■ BRIEF
The records below are to be copied word for word, with every picture left out.

■ Dataset items

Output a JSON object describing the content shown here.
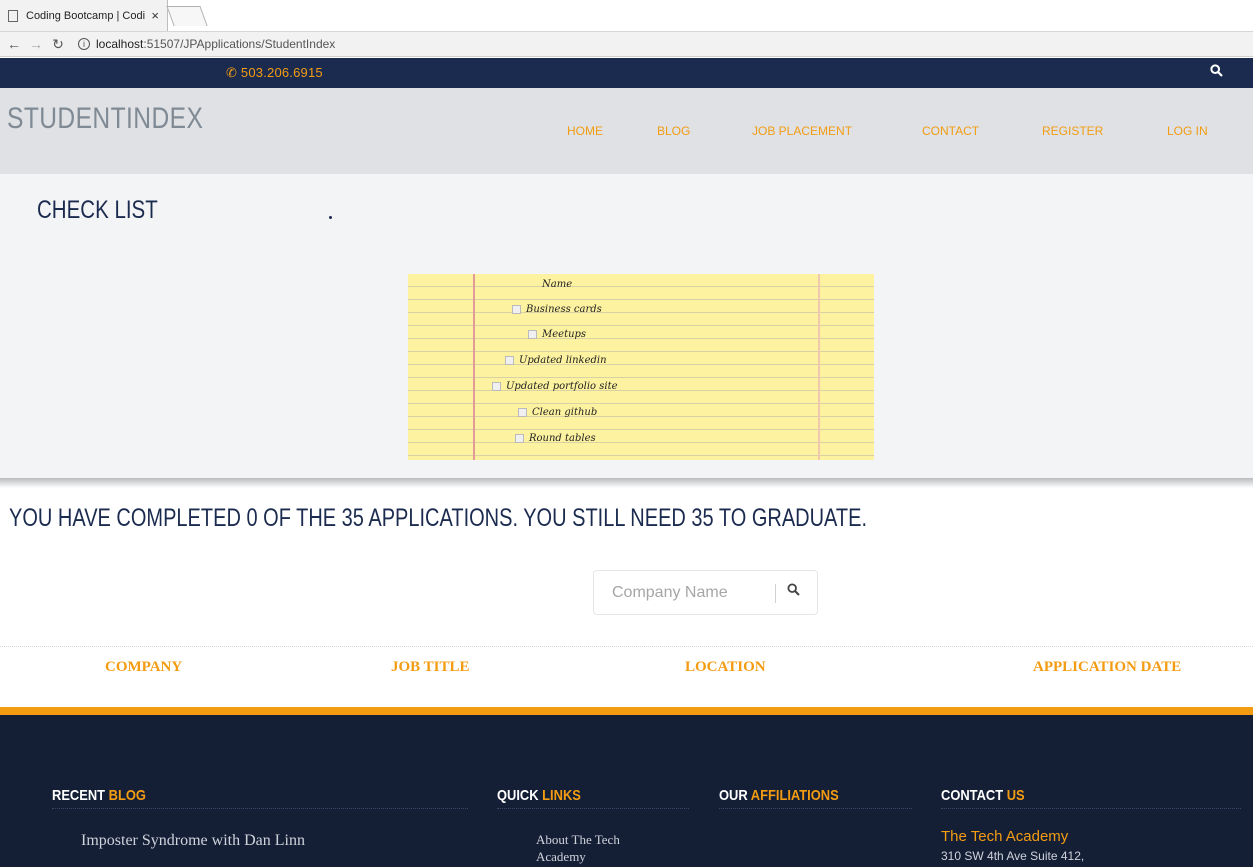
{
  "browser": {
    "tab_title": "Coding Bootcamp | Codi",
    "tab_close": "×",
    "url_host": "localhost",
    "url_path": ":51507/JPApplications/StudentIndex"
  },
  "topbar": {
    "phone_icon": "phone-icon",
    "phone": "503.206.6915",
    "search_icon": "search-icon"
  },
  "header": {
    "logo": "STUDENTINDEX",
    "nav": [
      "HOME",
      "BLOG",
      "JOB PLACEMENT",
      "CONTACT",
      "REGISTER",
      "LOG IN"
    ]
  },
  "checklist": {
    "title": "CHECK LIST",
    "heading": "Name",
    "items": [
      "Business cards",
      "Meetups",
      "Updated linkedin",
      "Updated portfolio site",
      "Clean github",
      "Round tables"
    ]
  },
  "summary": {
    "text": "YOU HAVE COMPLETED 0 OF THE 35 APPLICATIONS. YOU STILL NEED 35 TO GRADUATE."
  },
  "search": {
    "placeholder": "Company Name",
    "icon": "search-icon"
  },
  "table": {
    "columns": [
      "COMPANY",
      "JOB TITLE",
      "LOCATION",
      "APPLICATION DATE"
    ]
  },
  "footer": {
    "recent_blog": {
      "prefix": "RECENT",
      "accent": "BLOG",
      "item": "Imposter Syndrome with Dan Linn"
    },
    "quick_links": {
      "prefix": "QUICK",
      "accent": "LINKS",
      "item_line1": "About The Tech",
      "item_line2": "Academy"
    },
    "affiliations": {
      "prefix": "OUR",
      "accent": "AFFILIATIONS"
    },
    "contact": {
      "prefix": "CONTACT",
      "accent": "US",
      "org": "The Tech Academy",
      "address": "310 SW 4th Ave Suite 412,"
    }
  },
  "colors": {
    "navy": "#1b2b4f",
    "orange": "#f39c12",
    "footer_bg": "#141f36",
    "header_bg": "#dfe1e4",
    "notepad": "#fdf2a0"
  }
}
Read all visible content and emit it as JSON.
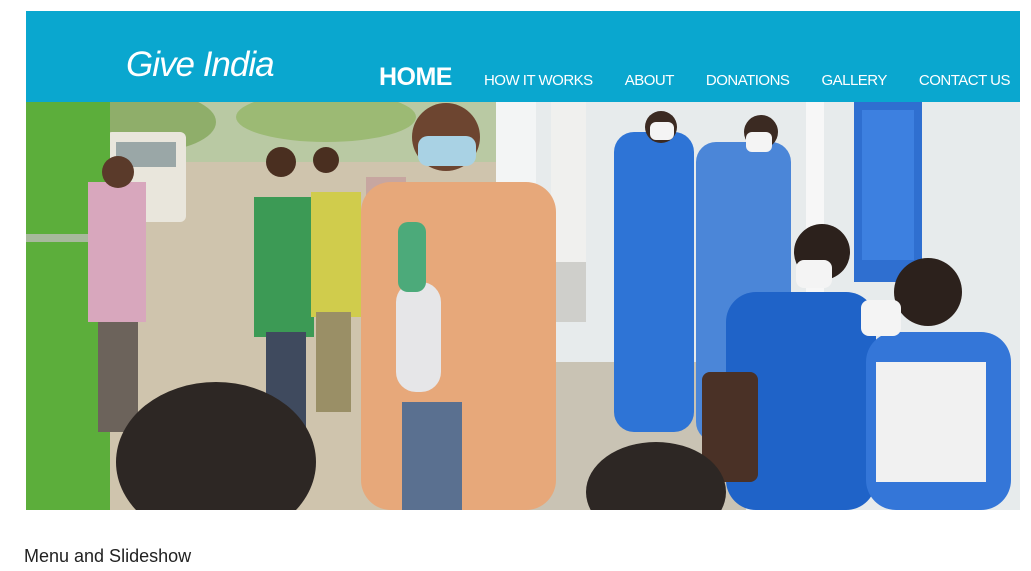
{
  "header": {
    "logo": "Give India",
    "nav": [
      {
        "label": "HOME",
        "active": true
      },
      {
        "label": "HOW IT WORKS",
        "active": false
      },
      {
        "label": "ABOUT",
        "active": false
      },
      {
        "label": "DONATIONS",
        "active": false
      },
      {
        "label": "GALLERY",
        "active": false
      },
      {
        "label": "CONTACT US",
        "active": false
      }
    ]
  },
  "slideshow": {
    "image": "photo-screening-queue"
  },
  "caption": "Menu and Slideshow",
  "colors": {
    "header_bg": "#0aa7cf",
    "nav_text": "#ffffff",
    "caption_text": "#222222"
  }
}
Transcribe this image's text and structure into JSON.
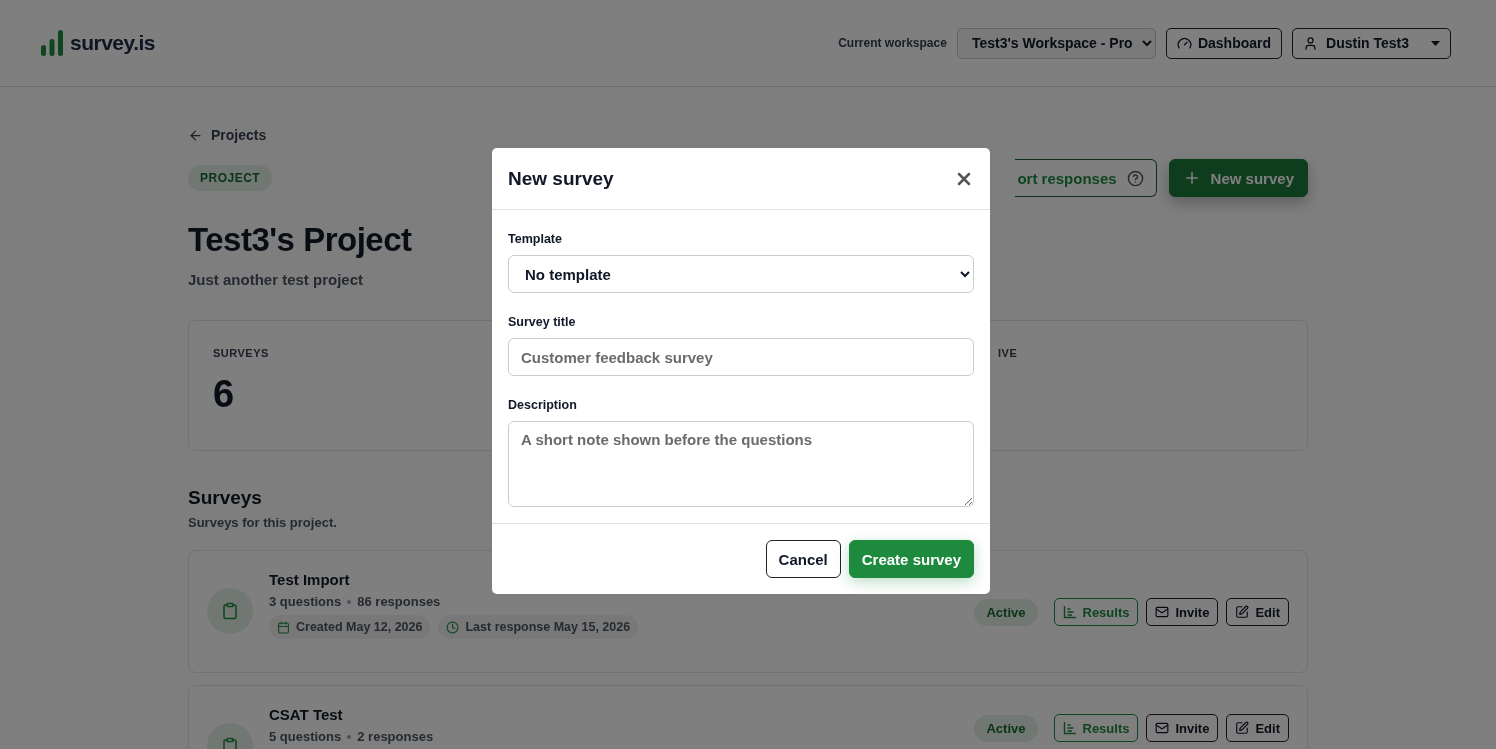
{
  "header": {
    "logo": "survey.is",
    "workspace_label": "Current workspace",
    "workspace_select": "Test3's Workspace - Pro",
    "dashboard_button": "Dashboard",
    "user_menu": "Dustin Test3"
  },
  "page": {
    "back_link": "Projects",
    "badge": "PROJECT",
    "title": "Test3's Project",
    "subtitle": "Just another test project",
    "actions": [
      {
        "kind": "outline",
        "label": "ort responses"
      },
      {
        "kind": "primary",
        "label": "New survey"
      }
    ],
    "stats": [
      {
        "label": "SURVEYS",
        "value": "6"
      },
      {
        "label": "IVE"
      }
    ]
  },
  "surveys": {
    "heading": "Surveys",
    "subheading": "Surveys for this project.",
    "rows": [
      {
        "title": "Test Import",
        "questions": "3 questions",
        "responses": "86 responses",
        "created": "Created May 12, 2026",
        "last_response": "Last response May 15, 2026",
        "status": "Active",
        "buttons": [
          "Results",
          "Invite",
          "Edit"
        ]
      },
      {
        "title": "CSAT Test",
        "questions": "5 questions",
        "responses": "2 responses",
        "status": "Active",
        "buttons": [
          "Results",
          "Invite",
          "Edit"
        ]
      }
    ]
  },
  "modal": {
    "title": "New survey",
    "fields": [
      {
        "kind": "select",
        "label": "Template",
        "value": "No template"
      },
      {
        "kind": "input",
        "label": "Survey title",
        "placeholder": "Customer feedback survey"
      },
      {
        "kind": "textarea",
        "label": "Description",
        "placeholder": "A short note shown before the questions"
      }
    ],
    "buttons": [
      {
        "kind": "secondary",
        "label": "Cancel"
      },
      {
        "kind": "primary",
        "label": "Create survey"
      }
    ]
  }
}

■ COMPLETE RESPONSE
Output a JSON object describing the content shown here.
{
  "browser": {
    "tab_title": "Coding Bootcamp | Codi",
    "tab_close": "×",
    "url_host": "localhost",
    "url_path": ":51507/JPApplications/StudentIndex"
  },
  "topbar": {
    "phone_icon": "phone-icon",
    "phone": "503.206.6915",
    "search_icon": "search-icon"
  },
  "header": {
    "logo": "STUDENTINDEX",
    "nav": [
      "HOME",
      "BLOG",
      "JOB PLACEMENT",
      "CONTACT",
      "REGISTER",
      "LOG IN"
    ]
  },
  "checklist": {
    "title": "CHECK LIST",
    "heading": "Name",
    "items": [
      "Business cards",
      "Meetups",
      "Updated linkedin",
      "Updated portfolio site",
      "Clean github",
      "Round tables"
    ]
  },
  "summary": {
    "text": "YOU HAVE COMPLETED 0 OF THE 35 APPLICATIONS. YOU STILL NEED 35 TO GRADUATE."
  },
  "search": {
    "placeholder": "Company Name",
    "icon": "search-icon"
  },
  "table": {
    "columns": [
      "COMPANY",
      "JOB TITLE",
      "LOCATION",
      "APPLICATION DATE"
    ]
  },
  "footer": {
    "recent_blog": {
      "prefix": "RECENT",
      "accent": "BLOG",
      "item": "Imposter Syndrome with Dan Linn"
    },
    "quick_links": {
      "prefix": "QUICK",
      "accent": "LINKS",
      "item_line1": "About The Tech",
      "item_line2": "Academy"
    },
    "affiliations": {
      "prefix": "OUR",
      "accent": "AFFILIATIONS"
    },
    "contact": {
      "prefix": "CONTACT",
      "accent": "US",
      "org": "The Tech Academy",
      "address": "310 SW 4th Ave Suite 412,"
    }
  },
  "colors": {
    "navy": "#1b2b4f",
    "orange": "#f39c12",
    "footer_bg": "#141f36",
    "header_bg": "#dfe1e4",
    "notepad": "#fdf2a0"
  }
}
Read all visible content and emit it as JSON.
{
  "header": {
    "logo": "Give India",
    "nav": [
      {
        "label": "HOME",
        "active": true
      },
      {
        "label": "HOW IT WORKS",
        "active": false
      },
      {
        "label": "ABOUT",
        "active": false
      },
      {
        "label": "DONATIONS",
        "active": false
      },
      {
        "label": "GALLERY",
        "active": false
      },
      {
        "label": "CONTACT US",
        "active": false
      }
    ]
  },
  "slideshow": {
    "image": "photo-screening-queue"
  },
  "caption": "Menu and Slideshow",
  "colors": {
    "header_bg": "#0aa7cf",
    "nav_text": "#ffffff",
    "caption_text": "#222222"
  }
}
Transcribe this image's text and structure into JSON.
{
  "header": {
    "logo": "survey.is",
    "workspace_label": "Current workspace",
    "workspace_select": "Test3's Workspace - Pro",
    "dashboard_button": "Dashboard",
    "user_menu": "Dustin Test3"
  },
  "page": {
    "back_link": "Projects",
    "badge": "PROJECT",
    "title": "Test3's Project",
    "subtitle": "Just another test project",
    "actions": [
      {
        "kind": "outline",
        "label": "ort responses"
      },
      {
        "kind": "primary",
        "label": "New survey"
      }
    ],
    "stats": [
      {
        "label": "SURVEYS",
        "value": "6"
      },
      {
        "label": "IVE"
      }
    ]
  },
  "surveys": {
    "heading": "Surveys",
    "subheading": "Surveys for this project.",
    "rows": [
      {
        "title": "Test Import",
        "questions": "3 questions",
        "responses": "86 responses",
        "created": "Created May 12, 2026",
        "last_response": "Last response May 15, 2026",
        "status": "Active",
        "buttons": [
          "Results",
          "Invite",
          "Edit"
        ]
      },
      {
        "title": "CSAT Test",
        "questions": "5 questions",
        "responses": "2 responses",
        "status": "Active",
        "buttons": [
          "Results",
          "Invite",
          "Edit"
        ]
      }
    ]
  },
  "modal": {
    "title": "New survey",
    "fields": [
      {
        "kind": "select",
        "label": "Template",
        "value": "No template"
      },
      {
        "kind": "input",
        "label": "Survey title",
        "placeholder": "Customer feedback survey"
      },
      {
        "kind": "textarea",
        "label": "Description",
        "placeholder": "A short note shown before the questions"
      }
    ],
    "buttons": [
      {
        "kind": "secondary",
        "label": "Cancel"
      },
      {
        "kind": "primary",
        "label": "Create survey"
      }
    ]
  }
}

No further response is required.